Extracted information:
'''

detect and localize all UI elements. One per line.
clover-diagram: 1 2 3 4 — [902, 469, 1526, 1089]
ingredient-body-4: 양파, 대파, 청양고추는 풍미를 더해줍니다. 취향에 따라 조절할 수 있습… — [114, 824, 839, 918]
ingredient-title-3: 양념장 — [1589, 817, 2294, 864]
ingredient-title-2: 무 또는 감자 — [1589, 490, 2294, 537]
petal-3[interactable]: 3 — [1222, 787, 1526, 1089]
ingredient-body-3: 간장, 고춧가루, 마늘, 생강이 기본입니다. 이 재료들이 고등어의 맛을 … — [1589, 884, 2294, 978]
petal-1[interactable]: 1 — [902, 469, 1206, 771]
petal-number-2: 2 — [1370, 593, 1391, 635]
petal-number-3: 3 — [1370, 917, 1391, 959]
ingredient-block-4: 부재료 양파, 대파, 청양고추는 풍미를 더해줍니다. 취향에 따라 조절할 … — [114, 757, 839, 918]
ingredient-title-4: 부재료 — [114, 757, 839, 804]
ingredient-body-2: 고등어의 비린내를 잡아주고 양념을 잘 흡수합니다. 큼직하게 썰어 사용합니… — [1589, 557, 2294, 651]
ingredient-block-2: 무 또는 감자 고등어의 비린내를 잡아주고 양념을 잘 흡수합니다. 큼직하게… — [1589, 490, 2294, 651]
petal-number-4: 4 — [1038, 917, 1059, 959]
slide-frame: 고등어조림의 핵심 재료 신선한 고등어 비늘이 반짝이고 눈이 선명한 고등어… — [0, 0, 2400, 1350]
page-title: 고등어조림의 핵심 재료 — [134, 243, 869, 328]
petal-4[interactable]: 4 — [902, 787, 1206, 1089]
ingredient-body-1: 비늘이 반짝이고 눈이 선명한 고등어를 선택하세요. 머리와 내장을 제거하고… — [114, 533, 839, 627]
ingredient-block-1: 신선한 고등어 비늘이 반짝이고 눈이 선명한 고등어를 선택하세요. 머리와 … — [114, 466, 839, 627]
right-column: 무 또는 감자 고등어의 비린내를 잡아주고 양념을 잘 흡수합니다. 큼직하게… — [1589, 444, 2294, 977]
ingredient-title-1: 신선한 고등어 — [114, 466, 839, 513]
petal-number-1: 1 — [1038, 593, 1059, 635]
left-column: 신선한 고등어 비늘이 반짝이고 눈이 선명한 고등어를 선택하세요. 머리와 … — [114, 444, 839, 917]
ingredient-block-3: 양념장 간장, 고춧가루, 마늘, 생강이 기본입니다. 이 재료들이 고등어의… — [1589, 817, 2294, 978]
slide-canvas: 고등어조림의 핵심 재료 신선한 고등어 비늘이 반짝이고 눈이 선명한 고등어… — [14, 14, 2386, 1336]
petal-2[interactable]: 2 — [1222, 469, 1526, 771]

'''

Brief: Can you reproduce every line of the records above, character for character and in the same order?

Task result:
detect and localize all UI elements. One per line.
clover-diagram: 1 2 3 4 — [902, 469, 1526, 1089]
ingredient-body-4: 양파, 대파, 청양고추는 풍미를 더해줍니다. 취향에 따라 조절할 수 있습… — [114, 824, 839, 918]
ingredient-title-3: 양념장 — [1589, 817, 2294, 864]
ingredient-title-2: 무 또는 감자 — [1589, 490, 2294, 537]
petal-3[interactable]: 3 — [1222, 787, 1526, 1089]
ingredient-body-3: 간장, 고춧가루, 마늘, 생강이 기본입니다. 이 재료들이 고등어의 맛을 … — [1589, 884, 2294, 978]
petal-1[interactable]: 1 — [902, 469, 1206, 771]
petal-number-2: 2 — [1370, 593, 1391, 635]
petal-number-3: 3 — [1370, 917, 1391, 959]
ingredient-block-4: 부재료 양파, 대파, 청양고추는 풍미를 더해줍니다. 취향에 따라 조절할 … — [114, 757, 839, 918]
ingredient-title-4: 부재료 — [114, 757, 839, 804]
ingredient-body-2: 고등어의 비린내를 잡아주고 양념을 잘 흡수합니다. 큼직하게 썰어 사용합니… — [1589, 557, 2294, 651]
ingredient-block-2: 무 또는 감자 고등어의 비린내를 잡아주고 양념을 잘 흡수합니다. 큼직하게… — [1589, 490, 2294, 651]
petal-number-4: 4 — [1038, 917, 1059, 959]
slide-frame: 고등어조림의 핵심 재료 신선한 고등어 비늘이 반짝이고 눈이 선명한 고등어… — [0, 0, 2400, 1350]
page-title: 고등어조림의 핵심 재료 — [134, 243, 869, 328]
petal-4[interactable]: 4 — [902, 787, 1206, 1089]
ingredient-body-1: 비늘이 반짝이고 눈이 선명한 고등어를 선택하세요. 머리와 내장을 제거하고… — [114, 533, 839, 627]
ingredient-block-1: 신선한 고등어 비늘이 반짝이고 눈이 선명한 고등어를 선택하세요. 머리와 … — [114, 466, 839, 627]
right-column: 무 또는 감자 고등어의 비린내를 잡아주고 양념을 잘 흡수합니다. 큼직하게… — [1589, 444, 2294, 977]
ingredient-title-1: 신선한 고등어 — [114, 466, 839, 513]
petal-number-1: 1 — [1038, 593, 1059, 635]
left-column: 신선한 고등어 비늘이 반짝이고 눈이 선명한 고등어를 선택하세요. 머리와 … — [114, 444, 839, 917]
ingredient-block-3: 양념장 간장, 고춧가루, 마늘, 생강이 기본입니다. 이 재료들이 고등어의… — [1589, 817, 2294, 978]
slide-canvas: 고등어조림의 핵심 재료 신선한 고등어 비늘이 반짝이고 눈이 선명한 고등어… — [14, 14, 2386, 1336]
petal-2[interactable]: 2 — [1222, 469, 1526, 771]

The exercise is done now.